**What is required**
Work through the data and report how many lines include the string "Show", giving the number alone.
## start Data for this exercise
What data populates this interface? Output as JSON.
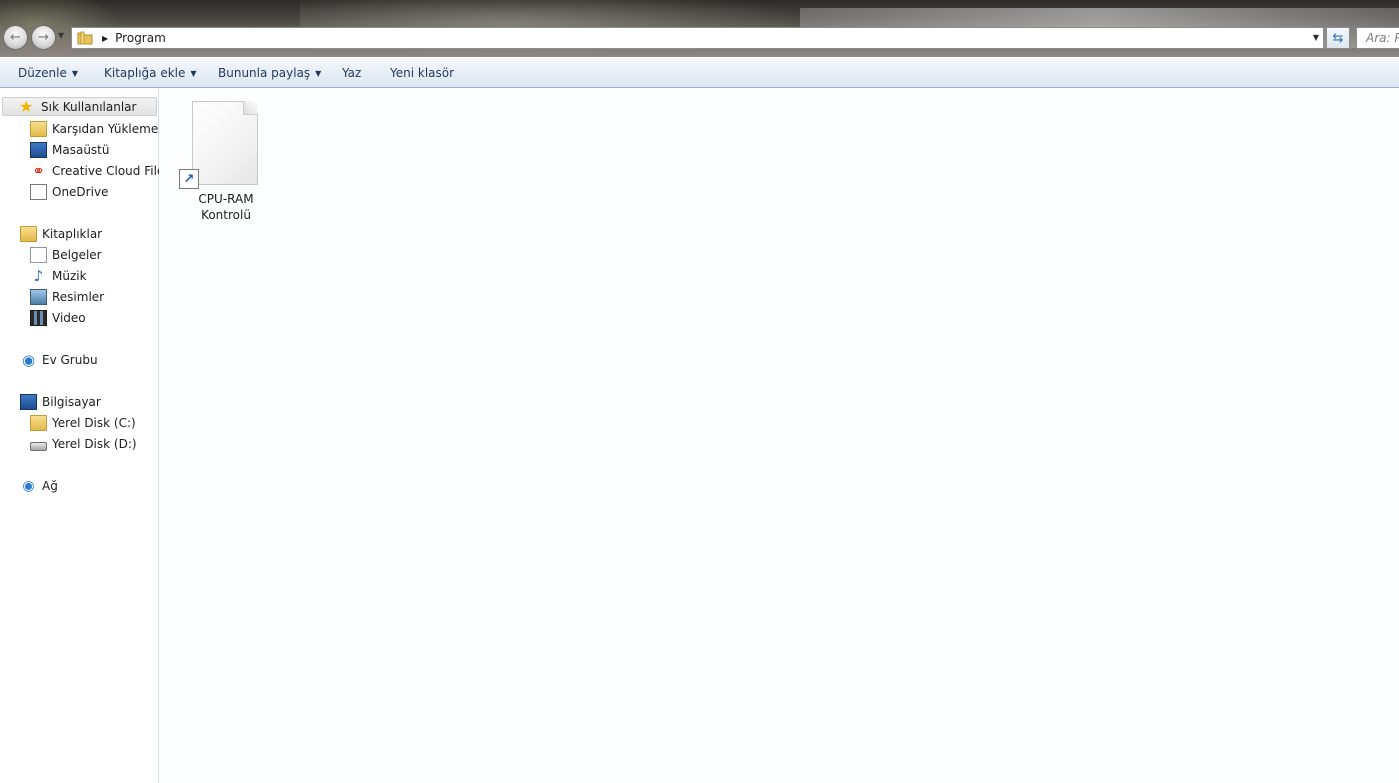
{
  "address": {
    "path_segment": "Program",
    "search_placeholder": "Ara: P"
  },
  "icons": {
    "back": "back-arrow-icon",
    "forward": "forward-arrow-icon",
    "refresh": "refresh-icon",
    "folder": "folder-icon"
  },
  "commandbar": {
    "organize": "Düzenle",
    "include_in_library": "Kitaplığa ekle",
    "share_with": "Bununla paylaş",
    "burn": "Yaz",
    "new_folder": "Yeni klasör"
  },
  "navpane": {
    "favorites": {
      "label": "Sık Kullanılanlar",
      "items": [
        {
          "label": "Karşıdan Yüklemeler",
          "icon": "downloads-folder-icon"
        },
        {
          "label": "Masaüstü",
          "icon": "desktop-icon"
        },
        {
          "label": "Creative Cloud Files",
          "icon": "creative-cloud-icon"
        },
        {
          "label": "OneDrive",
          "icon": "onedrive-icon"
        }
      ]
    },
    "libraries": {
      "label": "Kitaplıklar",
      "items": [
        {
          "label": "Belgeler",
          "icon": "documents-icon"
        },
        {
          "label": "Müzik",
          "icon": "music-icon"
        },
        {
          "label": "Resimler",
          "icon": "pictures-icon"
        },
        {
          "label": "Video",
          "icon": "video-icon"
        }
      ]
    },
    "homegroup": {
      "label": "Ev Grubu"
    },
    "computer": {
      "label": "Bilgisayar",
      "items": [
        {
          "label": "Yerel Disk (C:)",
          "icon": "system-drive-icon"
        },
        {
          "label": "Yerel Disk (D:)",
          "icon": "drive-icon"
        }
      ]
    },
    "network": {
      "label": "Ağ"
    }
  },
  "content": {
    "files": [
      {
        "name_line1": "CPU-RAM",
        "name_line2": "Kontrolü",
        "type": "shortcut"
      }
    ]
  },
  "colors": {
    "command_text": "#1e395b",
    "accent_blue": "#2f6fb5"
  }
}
## end Data for this exercise
## start Data for this exercise
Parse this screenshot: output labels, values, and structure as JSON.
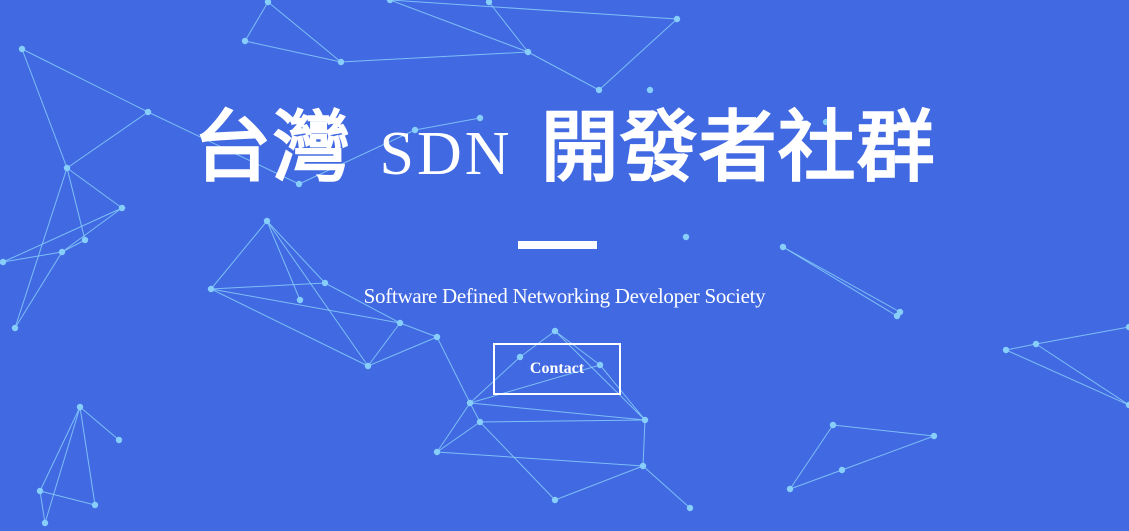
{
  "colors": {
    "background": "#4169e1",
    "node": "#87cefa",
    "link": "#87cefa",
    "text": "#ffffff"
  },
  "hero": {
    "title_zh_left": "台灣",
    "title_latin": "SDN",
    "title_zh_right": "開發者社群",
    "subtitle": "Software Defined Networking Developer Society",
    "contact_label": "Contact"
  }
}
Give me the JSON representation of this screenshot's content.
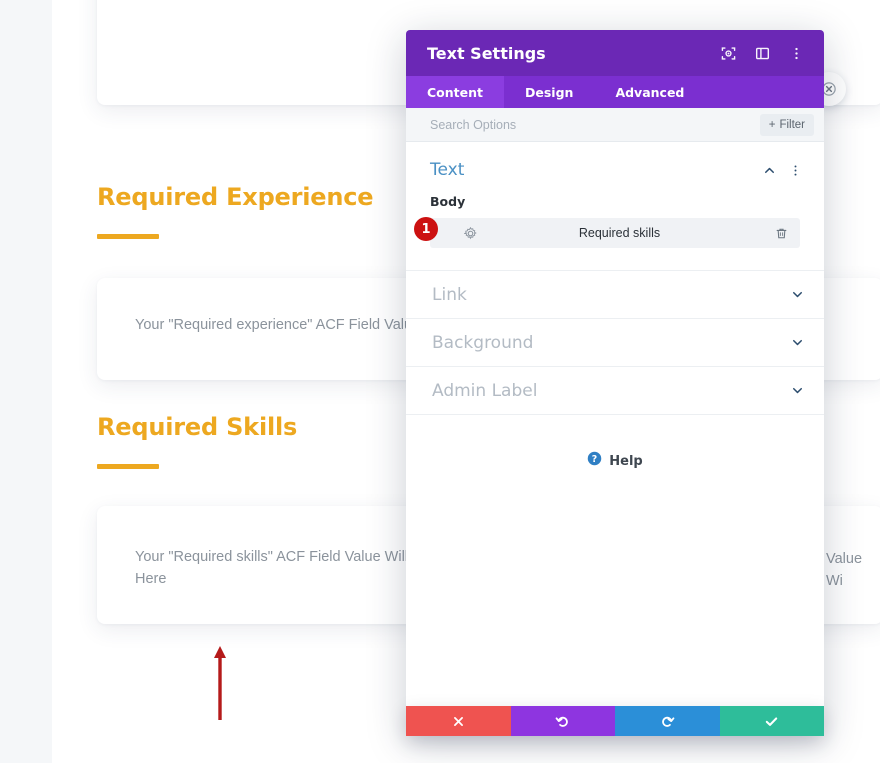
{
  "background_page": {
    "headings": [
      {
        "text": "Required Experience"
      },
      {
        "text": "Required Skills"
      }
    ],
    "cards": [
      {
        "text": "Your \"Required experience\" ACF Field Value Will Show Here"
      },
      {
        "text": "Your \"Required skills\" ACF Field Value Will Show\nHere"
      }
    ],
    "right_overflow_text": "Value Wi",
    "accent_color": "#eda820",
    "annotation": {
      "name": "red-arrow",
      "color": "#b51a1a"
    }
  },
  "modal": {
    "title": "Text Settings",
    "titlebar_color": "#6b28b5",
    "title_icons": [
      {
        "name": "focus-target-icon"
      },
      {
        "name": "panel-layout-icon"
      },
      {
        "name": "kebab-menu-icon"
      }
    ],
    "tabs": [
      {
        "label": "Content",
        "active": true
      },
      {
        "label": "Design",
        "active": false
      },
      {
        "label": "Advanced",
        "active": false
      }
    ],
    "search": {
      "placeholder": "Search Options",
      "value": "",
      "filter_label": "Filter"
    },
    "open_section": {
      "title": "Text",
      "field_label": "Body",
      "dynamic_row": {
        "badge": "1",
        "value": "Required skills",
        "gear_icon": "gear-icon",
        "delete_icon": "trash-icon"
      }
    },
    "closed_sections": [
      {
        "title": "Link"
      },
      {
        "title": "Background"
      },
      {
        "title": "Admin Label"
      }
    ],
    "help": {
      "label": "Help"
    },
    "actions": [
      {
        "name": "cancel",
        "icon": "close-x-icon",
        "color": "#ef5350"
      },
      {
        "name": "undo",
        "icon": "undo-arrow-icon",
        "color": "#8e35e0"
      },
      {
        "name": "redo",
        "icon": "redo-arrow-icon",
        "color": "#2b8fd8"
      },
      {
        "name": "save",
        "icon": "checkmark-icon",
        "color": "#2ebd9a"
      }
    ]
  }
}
## end Data for this exercise
**Solved problem**
2